▶ [SUPPLIED MATERIAL]:

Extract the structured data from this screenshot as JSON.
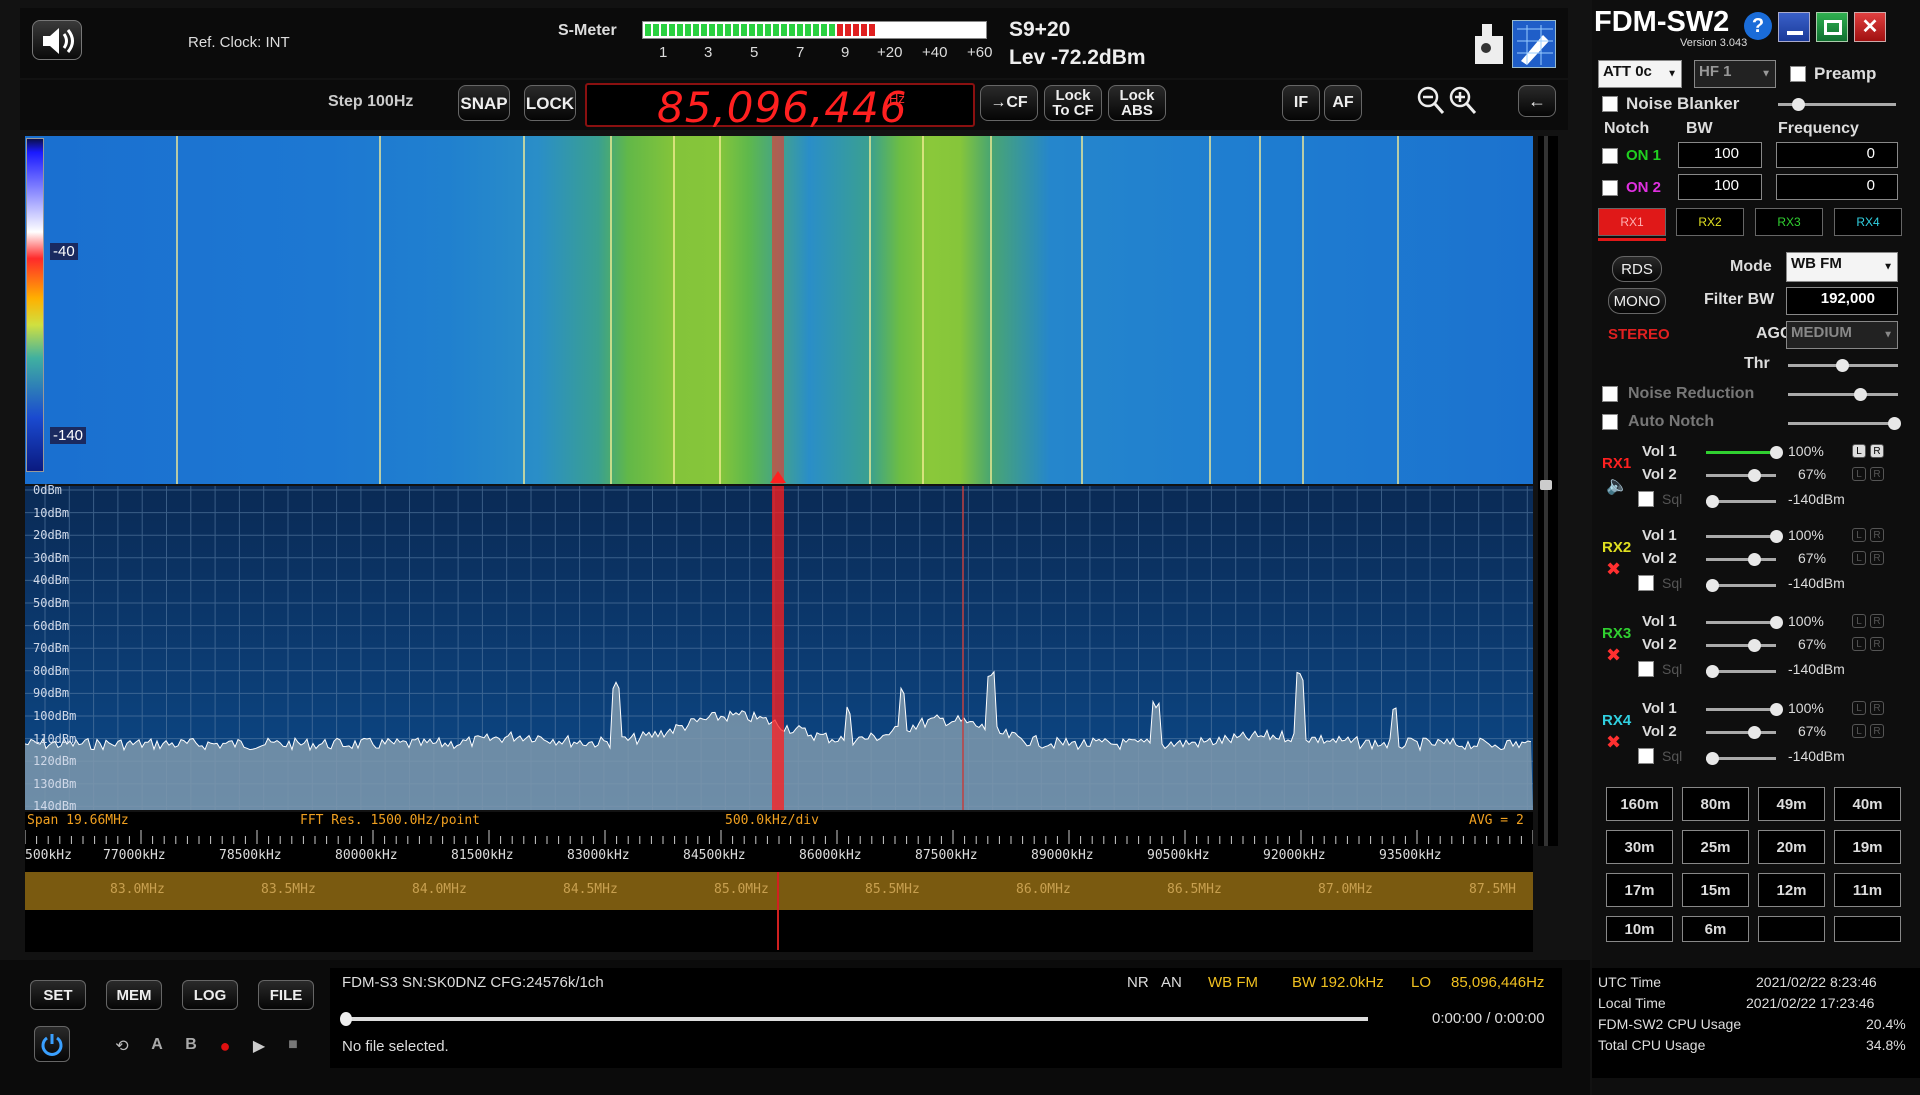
{
  "app": {
    "title": "FDM-SW2",
    "version": "Version 3.043"
  },
  "top": {
    "ref_clock": "Ref. Clock: INT",
    "smeter_label": "S-Meter",
    "smeter_scale": [
      "1",
      "3",
      "5",
      "7",
      "9",
      "+20",
      "+40",
      "+60"
    ],
    "smeter_reading": "S9+20",
    "level": "Lev -72.2dBm"
  },
  "controls": {
    "step": "Step 100Hz",
    "snap": "SNAP",
    "lock": "LOCK",
    "frequency": "85,096,446",
    "freq_unit": "Hz",
    "to_cf": "→CF",
    "lock_to_cf": "Lock To CF",
    "lock_abs": "Lock ABS",
    "if": "IF",
    "af": "AF"
  },
  "waterfall": {
    "scale_top": "-40",
    "scale_bottom": "-140"
  },
  "spectrum": {
    "dbm_labels": [
      "0dBm",
      "10dBm",
      "20dBm",
      "30dBm",
      "40dBm",
      "50dBm",
      "60dBm",
      "70dBm",
      "80dBm",
      "90dBm",
      "100dBm",
      "110dBm",
      "120dBm",
      "130dBm",
      "140dBm"
    ],
    "span": "Span 19.66MHz",
    "fft_res": "FFT Res. 1500.0Hz/point",
    "div": "500.0kHz/div",
    "avg": "AVG = 2",
    "khz_ticks": [
      "500kHz",
      "77000kHz",
      "78500kHz",
      "80000kHz",
      "81500kHz",
      "83000kHz",
      "84500kHz",
      "86000kHz",
      "87500kHz",
      "89000kHz",
      "90500kHz",
      "92000kHz",
      "93500kHz"
    ],
    "mhz_ticks": [
      "83.0MHz",
      "83.5MHz",
      "84.0MHz",
      "84.5MHz",
      "85.0MHz",
      "85.5MHz",
      "86.0MHz",
      "86.5MHz",
      "87.0MHz",
      "87.5MH"
    ]
  },
  "bottom": {
    "buttons": [
      "SET",
      "MEM",
      "LOG",
      "FILE"
    ],
    "player_icons": [
      "loop-icon",
      "a-marker-icon",
      "b-marker-icon",
      "record-icon",
      "play-icon",
      "stop-icon"
    ],
    "device": "FDM-S3 SN:SK0DNZ  CFG:24576k/1ch",
    "nr": "NR",
    "an": "AN",
    "mode": "WB FM",
    "bw": "BW 192.0kHz",
    "lo_label": "LO",
    "lo_value": "85,096,446Hz",
    "time": "0:00:00 / 0:00:00",
    "file": "No file selected."
  },
  "panel": {
    "att": "ATT 0c",
    "hf": "HF 1",
    "preamp": "Preamp",
    "noise_blanker": "Noise Blanker",
    "notch": "Notch",
    "bw_label": "BW",
    "freq_label": "Frequency",
    "on1": "ON 1",
    "on2": "ON 2",
    "notch1_bw": "100",
    "notch1_freq": "0",
    "notch2_bw": "100",
    "notch2_freq": "0",
    "rx_tabs": [
      "RX1",
      "RX2",
      "RX3",
      "RX4"
    ],
    "rds": "RDS",
    "mono": "MONO",
    "stereo": "STEREO",
    "mode_label": "Mode",
    "mode_value": "WB FM",
    "filter_label": "Filter BW",
    "filter_value": "192,000",
    "agc_label": "AGC",
    "agc_value": "MEDIUM",
    "thr_label": "Thr",
    "noise_reduction": "Noise Reduction",
    "auto_notch": "Auto Notch",
    "rx": [
      {
        "name": "RX1",
        "vol1": "100%",
        "vol2": "67%",
        "sql": "-140dBm"
      },
      {
        "name": "RX2",
        "vol1": "100%",
        "vol2": "67%",
        "sql": "-140dBm"
      },
      {
        "name": "RX3",
        "vol1": "100%",
        "vol2": "67%",
        "sql": "-140dBm"
      },
      {
        "name": "RX4",
        "vol1": "100%",
        "vol2": "67%",
        "sql": "-140dBm"
      }
    ],
    "vol1_label": "Vol 1",
    "vol2_label": "Vol 2",
    "sql_label": "Sql",
    "bands": [
      "160m",
      "80m",
      "49m",
      "40m",
      "30m",
      "25m",
      "20m",
      "19m",
      "17m",
      "15m",
      "12m",
      "11m",
      "10m",
      "6m",
      "",
      ""
    ],
    "utc_label": "UTC Time",
    "utc_value": "2021/02/22 8:23:46",
    "local_label": "Local Time",
    "local_value": "2021/02/22 17:23:46",
    "cpu_label": "FDM-SW2 CPU Usage",
    "cpu_value": "20.4%",
    "total_cpu_label": "Total CPU Usage",
    "total_cpu_value": "34.8%"
  },
  "colors": {
    "accent_red": "#ff2020",
    "rx1": "#ff2020",
    "rx2": "#e0e020",
    "rx3": "#30d030",
    "rx4": "#30d0e0"
  }
}
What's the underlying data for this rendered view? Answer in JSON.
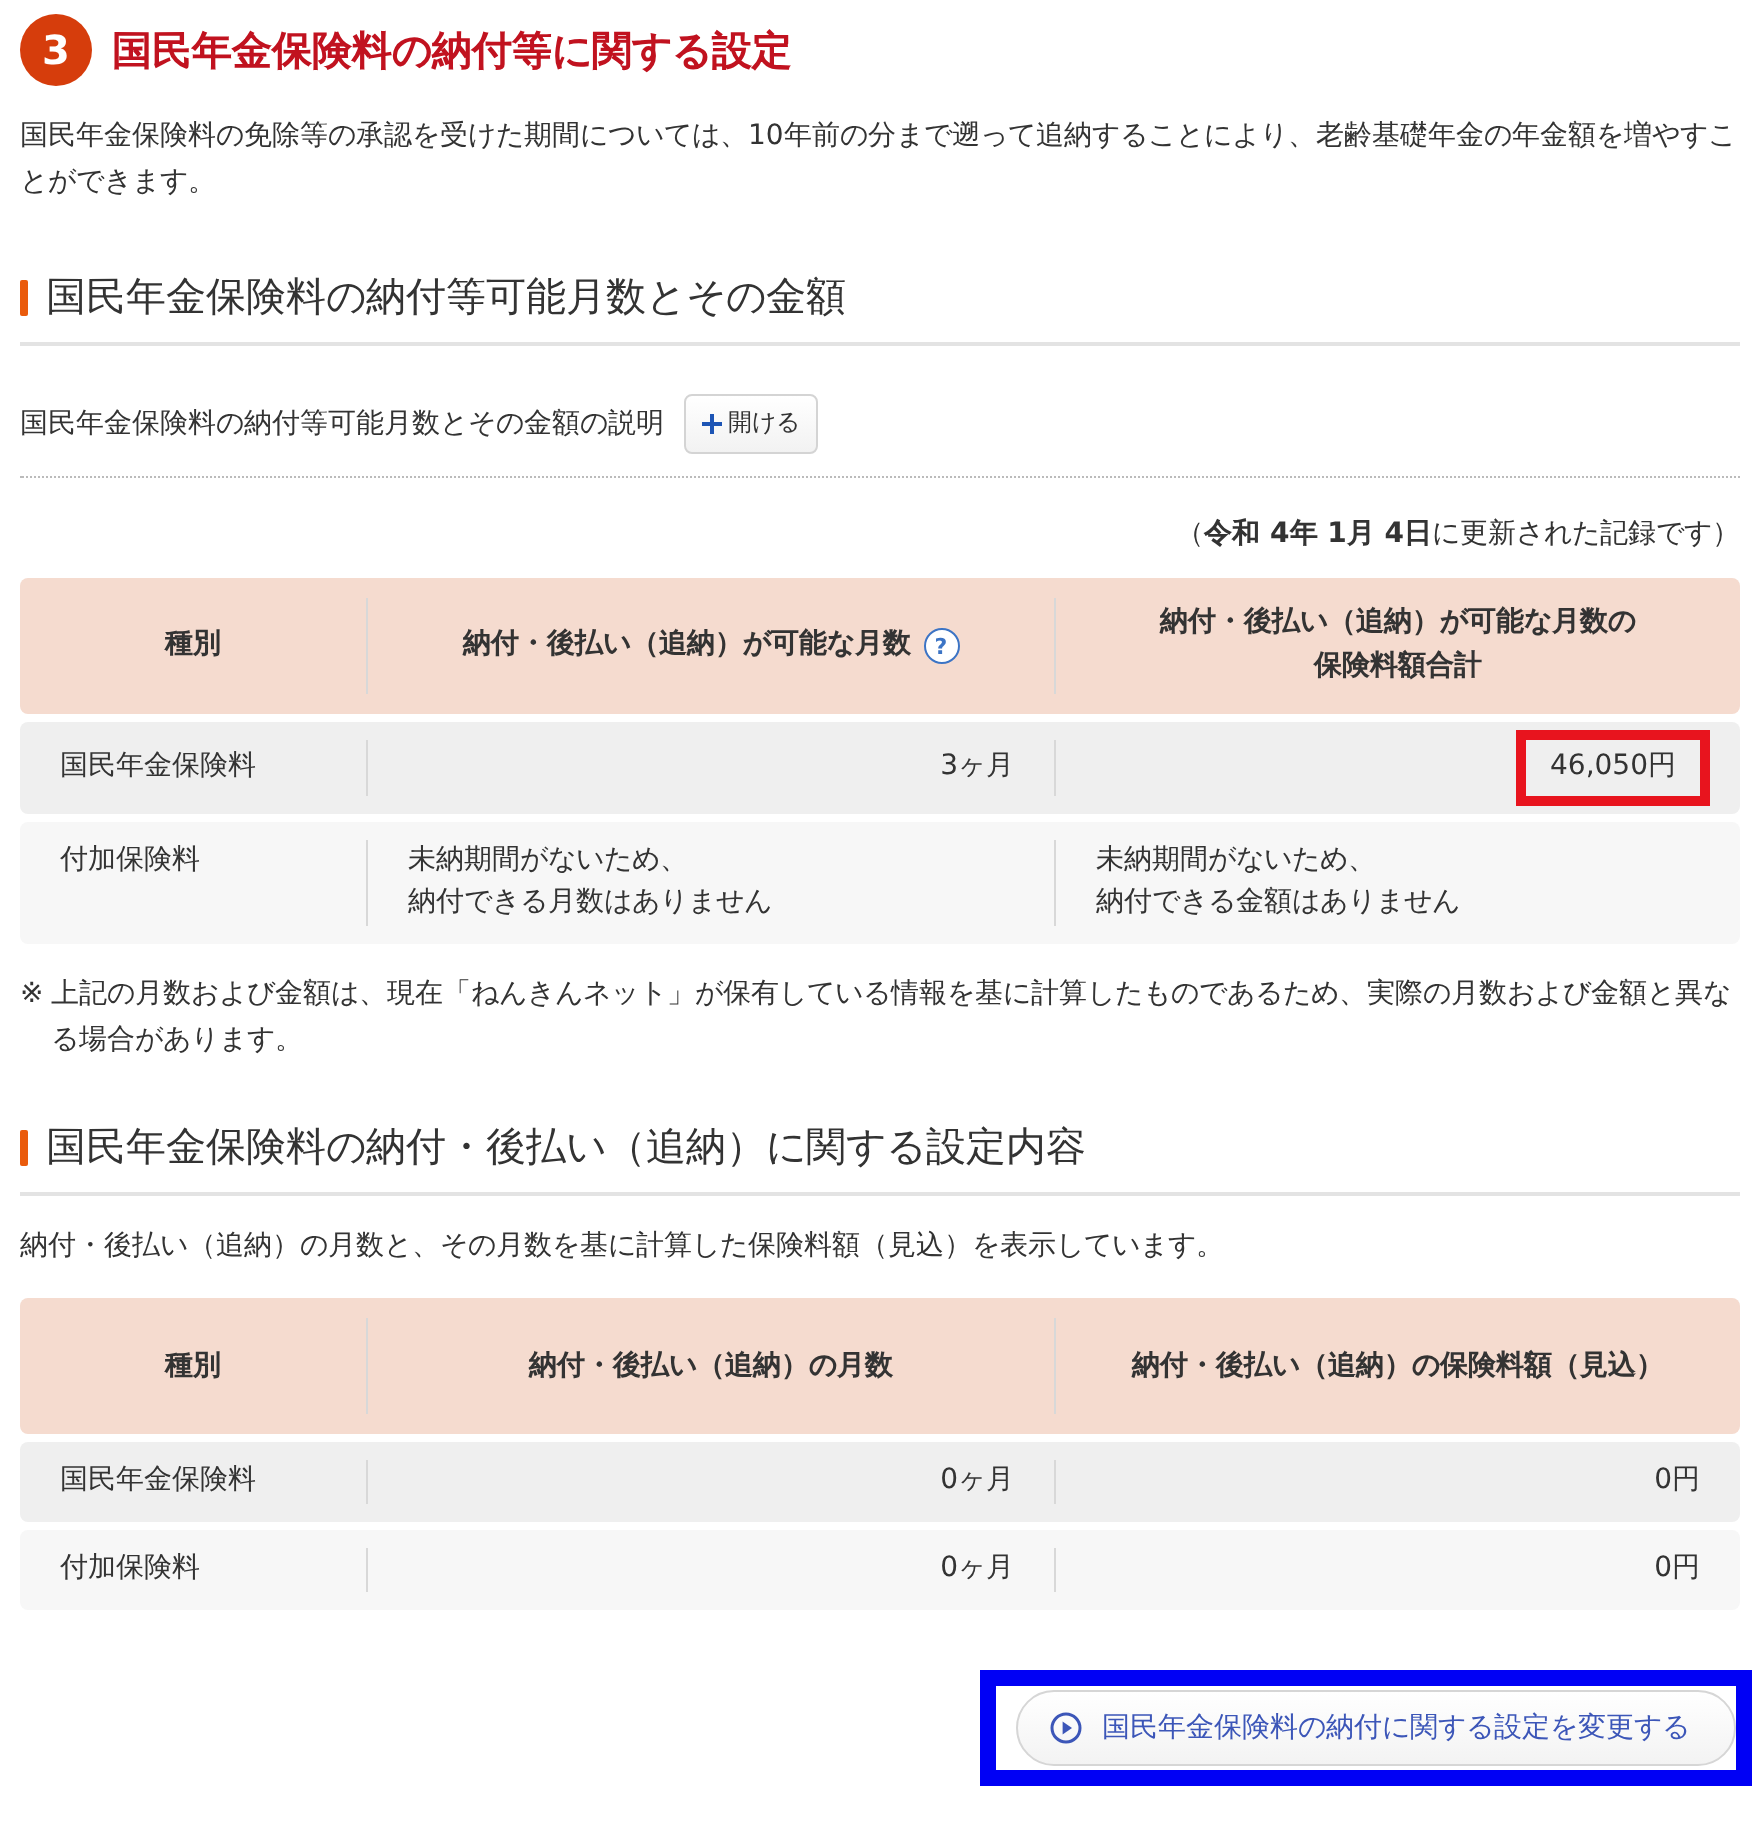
{
  "section": {
    "number": "3",
    "title": "国民年金保険料の納付等に関する設定"
  },
  "intro": "国民年金保険料の免除等の承認を受けた期間については、10年前の分まで遡って追納することにより、老齢基礎年金の年金額を増やすことができます。",
  "available": {
    "heading": "国民年金保険料の納付等可能月数とその金額",
    "explain_label": "国民年金保険料の納付等可能月数とその金額の説明",
    "open_button": {
      "label": "開ける"
    },
    "updated_note": "（**令和 4年 1月 4日**に更新された記録です）",
    "table": {
      "columns": [
        {
          "label": "種別"
        },
        {
          "label": "納付・後払い（追納）が可能な月数",
          "help": "?"
        },
        {
          "lines": [
            "納付・後払い（追納）が可能な月数の",
            "保険料額合計"
          ]
        }
      ],
      "rows": [
        {
          "cells": [
            {
              "kind": "label",
              "text": "国民年金保険料"
            },
            {
              "kind": "number",
              "text": "3ヶ月"
            },
            {
              "kind": "number",
              "text": "46,050円",
              "highlighted": true
            }
          ]
        },
        {
          "cells": [
            {
              "kind": "label",
              "text": "付加保険料"
            },
            {
              "kind": "note",
              "lines": [
                "未納期間がないため、",
                "納付できる月数はありません"
              ]
            },
            {
              "kind": "note",
              "lines": [
                "未納期間がないため、",
                "納付できる金額はありません"
              ]
            }
          ]
        }
      ]
    },
    "footnote": {
      "mark": "※",
      "text": "上記の月数および金額は、現在「ねんきんネット」が保有している情報を基に計算したものであるため、実際の月数および金額と異なる場合があります。"
    }
  },
  "settings": {
    "heading": "国民年金保険料の納付・後払い（追納）に関する設定内容",
    "description": "納付・後払い（追納）の月数と、その月数を基に計算した保険料額（見込）を表示しています。",
    "table": {
      "columns": [
        {
          "label": "種別"
        },
        {
          "label": "納付・後払い（追納）の月数"
        },
        {
          "label": "納付・後払い（追納）の保険料額（見込）"
        }
      ],
      "rows": [
        {
          "cells": [
            {
              "kind": "label",
              "text": "国民年金保険料"
            },
            {
              "kind": "number",
              "text": "0ヶ月"
            },
            {
              "kind": "number",
              "text": "0円"
            }
          ]
        },
        {
          "cells": [
            {
              "kind": "label",
              "text": "付加保険料"
            },
            {
              "kind": "number",
              "text": "0ヶ月"
            },
            {
              "kind": "number",
              "text": "0円"
            }
          ]
        }
      ]
    }
  },
  "change_button": {
    "label": "国民年金保険料の納付に関する設定を変更する",
    "highlighted": true
  }
}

▶ [WHAT IS NEEDED]:
Reproduce every line above as written, skipping pictures.

▶ [ANSWER TO THIS TASK]:
Extract the structured data from this screenshot as JSON.
{
  "app": {
    "title": "FDM-SW2",
    "version": "Version 3.043"
  },
  "top": {
    "ref_clock": "Ref. Clock: INT",
    "smeter_label": "S-Meter",
    "smeter_scale": [
      "1",
      "3",
      "5",
      "7",
      "9",
      "+20",
      "+40",
      "+60"
    ],
    "smeter_reading": "S9+20",
    "level": "Lev -72.2dBm"
  },
  "controls": {
    "step": "Step 100Hz",
    "snap": "SNAP",
    "lock": "LOCK",
    "frequency": "85,096,446",
    "freq_unit": "Hz",
    "to_cf": "→CF",
    "lock_to_cf": "Lock To CF",
    "lock_abs": "Lock ABS",
    "if": "IF",
    "af": "AF"
  },
  "waterfall": {
    "scale_top": "-40",
    "scale_bottom": "-140"
  },
  "spectrum": {
    "dbm_labels": [
      "0dBm",
      "10dBm",
      "20dBm",
      "30dBm",
      "40dBm",
      "50dBm",
      "60dBm",
      "70dBm",
      "80dBm",
      "90dBm",
      "100dBm",
      "110dBm",
      "120dBm",
      "130dBm",
      "140dBm"
    ],
    "span": "Span 19.66MHz",
    "fft_res": "FFT Res. 1500.0Hz/point",
    "div": "500.0kHz/div",
    "avg": "AVG = 2",
    "khz_ticks": [
      "500kHz",
      "77000kHz",
      "78500kHz",
      "80000kHz",
      "81500kHz",
      "83000kHz",
      "84500kHz",
      "86000kHz",
      "87500kHz",
      "89000kHz",
      "90500kHz",
      "92000kHz",
      "93500kHz"
    ],
    "mhz_ticks": [
      "83.0MHz",
      "83.5MHz",
      "84.0MHz",
      "84.5MHz",
      "85.0MHz",
      "85.5MHz",
      "86.0MHz",
      "86.5MHz",
      "87.0MHz",
      "87.5MH"
    ]
  },
  "bottom": {
    "buttons": [
      "SET",
      "MEM",
      "LOG",
      "FILE"
    ],
    "player_icons": [
      "loop-icon",
      "a-marker-icon",
      "b-marker-icon",
      "record-icon",
      "play-icon",
      "stop-icon"
    ],
    "device": "FDM-S3 SN:SK0DNZ  CFG:24576k/1ch",
    "nr": "NR",
    "an": "AN",
    "mode": "WB FM",
    "bw": "BW 192.0kHz",
    "lo_label": "LO",
    "lo_value": "85,096,446Hz",
    "time": "0:00:00 / 0:00:00",
    "file": "No file selected."
  },
  "panel": {
    "att": "ATT 0c",
    "hf": "HF 1",
    "preamp": "Preamp",
    "noise_blanker": "Noise Blanker",
    "notch": "Notch",
    "bw_label": "BW",
    "freq_label": "Frequency",
    "on1": "ON 1",
    "on2": "ON 2",
    "notch1_bw": "100",
    "notch1_freq": "0",
    "notch2_bw": "100",
    "notch2_freq": "0",
    "rx_tabs": [
      "RX1",
      "RX2",
      "RX3",
      "RX4"
    ],
    "rds": "RDS",
    "mono": "MONO",
    "stereo": "STEREO",
    "mode_label": "Mode",
    "mode_value": "WB FM",
    "filter_label": "Filter BW",
    "filter_value": "192,000",
    "agc_label": "AGC",
    "agc_value": "MEDIUM",
    "thr_label": "Thr",
    "noise_reduction": "Noise Reduction",
    "auto_notch": "Auto Notch",
    "rx": [
      {
        "name": "RX1",
        "vol1": "100%",
        "vol2": "67%",
        "sql": "-140dBm"
      },
      {
        "name": "RX2",
        "vol1": "100%",
        "vol2": "67%",
        "sql": "-140dBm"
      },
      {
        "name": "RX3",
        "vol1": "100%",
        "vol2": "67%",
        "sql": "-140dBm"
      },
      {
        "name": "RX4",
        "vol1": "100%",
        "vol2": "67%",
        "sql": "-140dBm"
      }
    ],
    "vol1_label": "Vol 1",
    "vol2_label": "Vol 2",
    "sql_label": "Sql",
    "bands": [
      "160m",
      "80m",
      "49m",
      "40m",
      "30m",
      "25m",
      "20m",
      "19m",
      "17m",
      "15m",
      "12m",
      "11m",
      "10m",
      "6m",
      "",
      ""
    ],
    "utc_label": "UTC Time",
    "utc_value": "2021/02/22 8:23:46",
    "local_label": "Local Time",
    "local_value": "2021/02/22 17:23:46",
    "cpu_label": "FDM-SW2 CPU Usage",
    "cpu_value": "20.4%",
    "total_cpu_label": "Total CPU Usage",
    "total_cpu_value": "34.8%"
  },
  "colors": {
    "accent_red": "#ff2020",
    "rx1": "#ff2020",
    "rx2": "#e0e020",
    "rx3": "#30d030",
    "rx4": "#30d0e0"
  }
}
What's the underlying data for this rendered view? Answer in JSON.
{
  "section": {
    "number": "3",
    "title": "国民年金保険料の納付等に関する設定"
  },
  "intro": "国民年金保険料の免除等の承認を受けた期間については、10年前の分まで遡って追納することにより、老齢基礎年金の年金額を増やすことができます。",
  "available": {
    "heading": "国民年金保険料の納付等可能月数とその金額",
    "explain_label": "国民年金保険料の納付等可能月数とその金額の説明",
    "open_button": {
      "label": "開ける"
    },
    "updated_note": "（**令和 4年 1月 4日**に更新された記録です）",
    "table": {
      "columns": [
        {
          "label": "種別"
        },
        {
          "label": "納付・後払い（追納）が可能な月数",
          "help": "?"
        },
        {
          "lines": [
            "納付・後払い（追納）が可能な月数の",
            "保険料額合計"
          ]
        }
      ],
      "rows": [
        {
          "cells": [
            {
              "kind": "label",
              "text": "国民年金保険料"
            },
            {
              "kind": "number",
              "text": "3ヶ月"
            },
            {
              "kind": "number",
              "text": "46,050円",
              "highlighted": true
            }
          ]
        },
        {
          "cells": [
            {
              "kind": "label",
              "text": "付加保険料"
            },
            {
              "kind": "note",
              "lines": [
                "未納期間がないため、",
                "納付できる月数はありません"
              ]
            },
            {
              "kind": "note",
              "lines": [
                "未納期間がないため、",
                "納付できる金額はありません"
              ]
            }
          ]
        }
      ]
    },
    "footnote": {
      "mark": "※",
      "text": "上記の月数および金額は、現在「ねんきんネット」が保有している情報を基に計算したものであるため、実際の月数および金額と異なる場合があります。"
    }
  },
  "settings": {
    "heading": "国民年金保険料の納付・後払い（追納）に関する設定内容",
    "description": "納付・後払い（追納）の月数と、その月数を基に計算した保険料額（見込）を表示しています。",
    "table": {
      "columns": [
        {
          "label": "種別"
        },
        {
          "label": "納付・後払い（追納）の月数"
        },
        {
          "label": "納付・後払い（追納）の保険料額（見込）"
        }
      ],
      "rows": [
        {
          "cells": [
            {
              "kind": "label",
              "text": "国民年金保険料"
            },
            {
              "kind": "number",
              "text": "0ヶ月"
            },
            {
              "kind": "number",
              "text": "0円"
            }
          ]
        },
        {
          "cells": [
            {
              "kind": "label",
              "text": "付加保険料"
            },
            {
              "kind": "number",
              "text": "0ヶ月"
            },
            {
              "kind": "number",
              "text": "0円"
            }
          ]
        }
      ]
    }
  },
  "change_button": {
    "label": "国民年金保険料の納付に関する設定を変更する",
    "highlighted": true
  }
}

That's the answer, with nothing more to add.